(Collected data entries)
>> START

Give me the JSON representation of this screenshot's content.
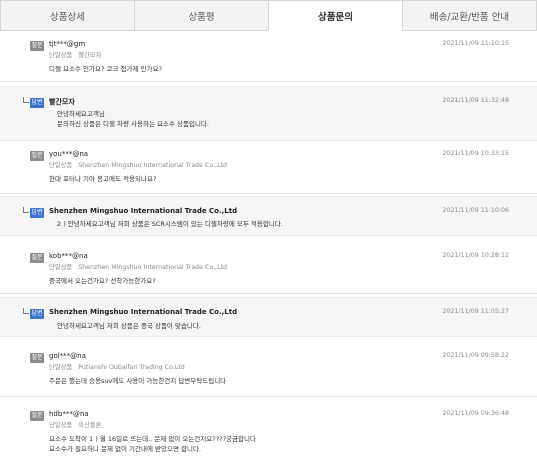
{
  "tabs": [
    {
      "label": "상품상세"
    },
    {
      "label": "상품평"
    },
    {
      "label": "상품문의"
    },
    {
      "label": "배송/교환/반품 안내"
    }
  ],
  "badges": {
    "question": "질문",
    "answer": "답변"
  },
  "product_label": "단일상품",
  "entries": [
    {
      "type": "question",
      "author": "tjt***@gm",
      "product": "빨간모자",
      "date": "2021/11/09 11:10:15",
      "lines": [
        "디젤 요소수 인가요? 코크 접가제 인가요?"
      ]
    },
    {
      "type": "answer",
      "author": "빨간모자",
      "date": "2021/11/09 11:32:48",
      "lines": [
        "안녕하세요고객님",
        "문의하신 상품은 디젤 차량 사용하는 요소수 상품입니다."
      ]
    },
    {
      "type": "question",
      "author": "you***@na",
      "product": "Shenzhen Mingshuo International Trade Co.,Ltd",
      "date": "2021/11/09 10:33:15",
      "lines": [
        "현대 포터나 기아 봉고에도 적용되나요?"
      ]
    },
    {
      "type": "answer",
      "author": "Shenzhen Mingshuo International Trade Co.,Ltd",
      "date": "2021/11/09 11:10:06",
      "lines": [
        "2 ) 안녕하세요고객님 저희 상품은 SCR시스템이 있는 디젤차량에 모두 적용합니다."
      ]
    },
    {
      "type": "question",
      "author": "kob***@na",
      "product": "Shenzhen Mingshuo International Trade Co.,Ltd",
      "date": "2021/11/09 10:28:12",
      "lines": [
        "중국에서 오는건가요? 선착가능한가요?"
      ]
    },
    {
      "type": "answer",
      "author": "Shenzhen Mingshuo International Trade Co.,Ltd",
      "date": "2021/11/09 11:05:27",
      "lines": [
        "안녕하세요고객님 저희 상품은 중국 상품이 맞습니다."
      ]
    },
    {
      "type": "question",
      "author": "gol***@na",
      "product": "Putianshi Oubaifan Trading Co.Ltd",
      "date": "2021/11/09 09:58:22",
      "lines": [
        "주문은 했는데 승용suv에도 사용이 가능한건지 답변부탁드립니다"
      ]
    },
    {
      "type": "question",
      "author": "hdb***@na",
      "product": "육산플론",
      "date": "2021/11/09 09:36:48",
      "lines": [
        "요소수 도착이 1 ) 월 16일로 뜨는데.. 문제 없이 오는건지요????궁금합니다",
        "요소수가 필요하니 문제 없이 기간내에 받았으면 합니다."
      ]
    }
  ]
}
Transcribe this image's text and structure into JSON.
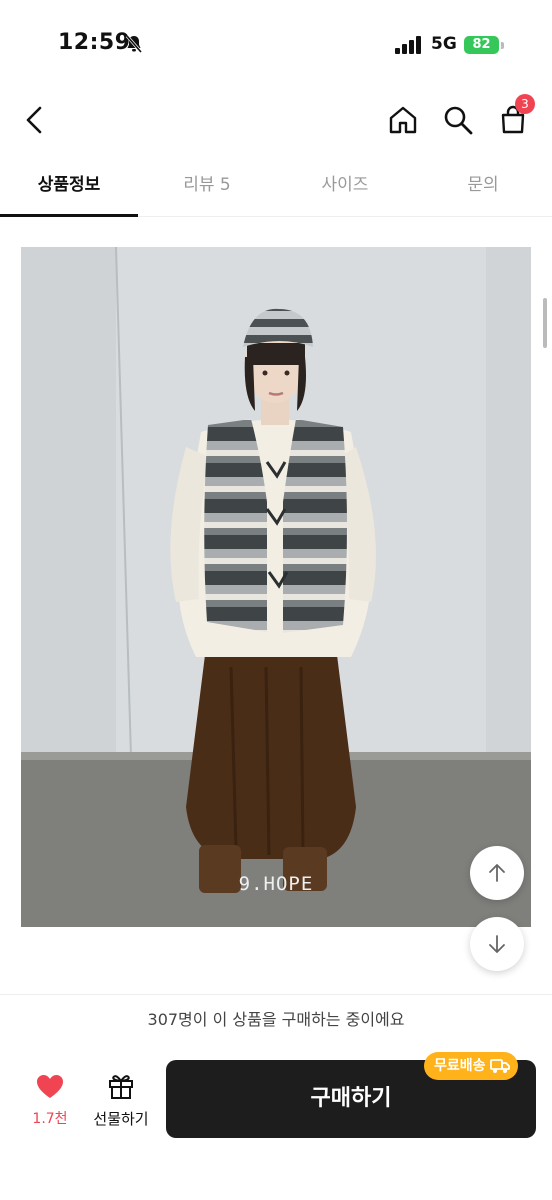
{
  "status_bar": {
    "time": "12:59",
    "network": "5G",
    "battery": "82"
  },
  "nav": {
    "cart_count": "3"
  },
  "tabs": [
    {
      "label": "상품정보",
      "active": true
    },
    {
      "label": "리뷰 5",
      "active": false
    },
    {
      "label": "사이즈",
      "active": false
    },
    {
      "label": "문의",
      "active": false
    }
  ],
  "product_image": {
    "watermark": "9.HOPE"
  },
  "notice": "307명이 이 상품을 구매하는 중이에요",
  "bottom_bar": {
    "like_count": "1.7천",
    "gift_label": "선물하기",
    "buy_label": "구매하기",
    "shipping_badge": "무료배송"
  },
  "colors": {
    "accent_red": "#f04452",
    "buy_button": "#1d1d1d",
    "shipping_badge": "#ffb21a"
  }
}
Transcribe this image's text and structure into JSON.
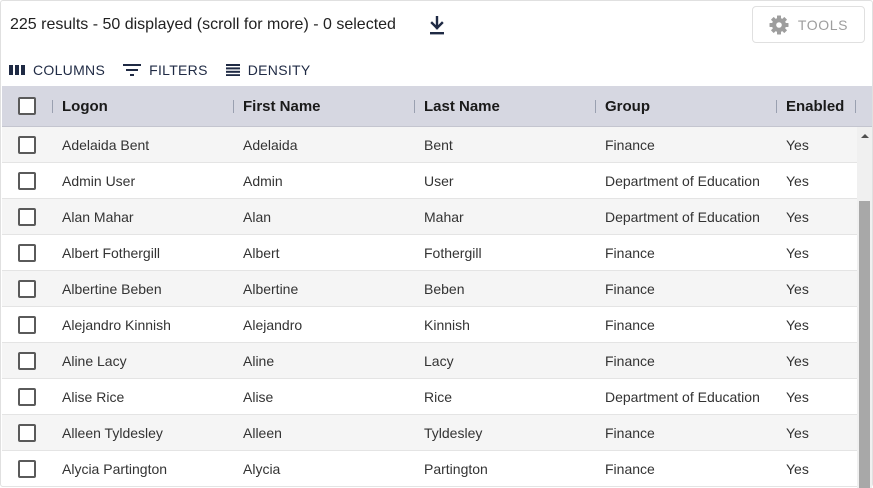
{
  "summary": {
    "text": "225 results - 50 displayed (scroll for more) - 0 selected"
  },
  "tools": {
    "label": "TOOLS"
  },
  "toolbar": {
    "columns_label": "COLUMNS",
    "filters_label": "FILTERS",
    "density_label": "DENSITY"
  },
  "table": {
    "headers": {
      "logon": "Logon",
      "first_name": "First Name",
      "last_name": "Last Name",
      "group": "Group",
      "enabled": "Enabled"
    },
    "rows": [
      {
        "logon": "Adelaida Bent",
        "first_name": "Adelaida",
        "last_name": "Bent",
        "group": "Finance",
        "enabled": "Yes"
      },
      {
        "logon": "Admin User",
        "first_name": "Admin",
        "last_name": "User",
        "group": "Department of Education",
        "enabled": "Yes"
      },
      {
        "logon": "Alan Mahar",
        "first_name": "Alan",
        "last_name": "Mahar",
        "group": "Department of Education",
        "enabled": "Yes"
      },
      {
        "logon": "Albert Fothergill",
        "first_name": "Albert",
        "last_name": "Fothergill",
        "group": "Finance",
        "enabled": "Yes"
      },
      {
        "logon": "Albertine Beben",
        "first_name": "Albertine",
        "last_name": "Beben",
        "group": "Finance",
        "enabled": "Yes"
      },
      {
        "logon": "Alejandro Kinnish",
        "first_name": "Alejandro",
        "last_name": "Kinnish",
        "group": "Finance",
        "enabled": "Yes"
      },
      {
        "logon": "Aline Lacy",
        "first_name": "Aline",
        "last_name": "Lacy",
        "group": "Finance",
        "enabled": "Yes"
      },
      {
        "logon": "Alise Rice",
        "first_name": "Alise",
        "last_name": "Rice",
        "group": "Department of Education",
        "enabled": "Yes"
      },
      {
        "logon": "Alleen Tyldesley",
        "first_name": "Alleen",
        "last_name": "Tyldesley",
        "group": "Finance",
        "enabled": "Yes"
      },
      {
        "logon": "Alycia Partington",
        "first_name": "Alycia",
        "last_name": "Partington",
        "group": "Finance",
        "enabled": "Yes"
      }
    ]
  },
  "icons": {
    "download": "download-icon",
    "tools": "gear-icon",
    "columns": "columns-icon",
    "filters": "filter-icon",
    "density": "density-icon",
    "scroll_up": "chevron-up-icon"
  },
  "colors": {
    "header_bg": "#d6d7e1",
    "toolbar_text": "#1f2a44",
    "tools_text": "#9e9e9e",
    "alt_row": "#f5f5f5",
    "scroll_thumb": "#a8a8a8"
  }
}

>> END

Only the number is required: the count of lines containing the word "Alleen".

2